(Stored data entries)
◆ ◆ ◆ ◆ ◆

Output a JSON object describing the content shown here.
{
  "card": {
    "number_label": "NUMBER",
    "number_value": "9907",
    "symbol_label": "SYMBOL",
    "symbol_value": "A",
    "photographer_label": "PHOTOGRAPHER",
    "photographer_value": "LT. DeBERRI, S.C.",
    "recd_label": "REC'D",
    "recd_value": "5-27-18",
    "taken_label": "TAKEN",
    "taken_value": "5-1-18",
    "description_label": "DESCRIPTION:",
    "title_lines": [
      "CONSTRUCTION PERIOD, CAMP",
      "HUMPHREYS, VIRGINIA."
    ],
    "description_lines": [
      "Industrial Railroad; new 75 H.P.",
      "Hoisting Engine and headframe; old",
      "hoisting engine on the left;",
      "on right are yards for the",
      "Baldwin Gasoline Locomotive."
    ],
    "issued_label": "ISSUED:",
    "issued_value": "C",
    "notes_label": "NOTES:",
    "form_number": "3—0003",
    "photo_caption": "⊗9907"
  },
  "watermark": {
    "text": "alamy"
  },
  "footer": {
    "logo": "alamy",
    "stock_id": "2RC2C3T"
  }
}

◆ ◆ ◆ ◆ ◆

Copy out the whole listing exactly; please set it all down.

■ **REPLY TO THE TASK**:
Output a JSON object describing the content shown here.
{
  "card": {
    "number_label": "NUMBER",
    "number_value": "9907",
    "symbol_label": "SYMBOL",
    "symbol_value": "A",
    "photographer_label": "PHOTOGRAPHER",
    "photographer_value": "LT. DeBERRI, S.C.",
    "recd_label": "REC'D",
    "recd_value": "5-27-18",
    "taken_label": "TAKEN",
    "taken_value": "5-1-18",
    "description_label": "DESCRIPTION:",
    "title_lines": [
      "CONSTRUCTION PERIOD, CAMP",
      "HUMPHREYS, VIRGINIA."
    ],
    "description_lines": [
      "Industrial Railroad; new 75 H.P.",
      "Hoisting Engine and headframe; old",
      "hoisting engine on the left;",
      "on right are yards for the",
      "Baldwin Gasoline Locomotive."
    ],
    "issued_label": "ISSUED:",
    "issued_value": "C",
    "notes_label": "NOTES:",
    "form_number": "3—0003",
    "photo_caption": "⊗9907"
  },
  "watermark": {
    "text": "alamy"
  },
  "footer": {
    "logo": "alamy",
    "stock_id": "2RC2C3T"
  }
}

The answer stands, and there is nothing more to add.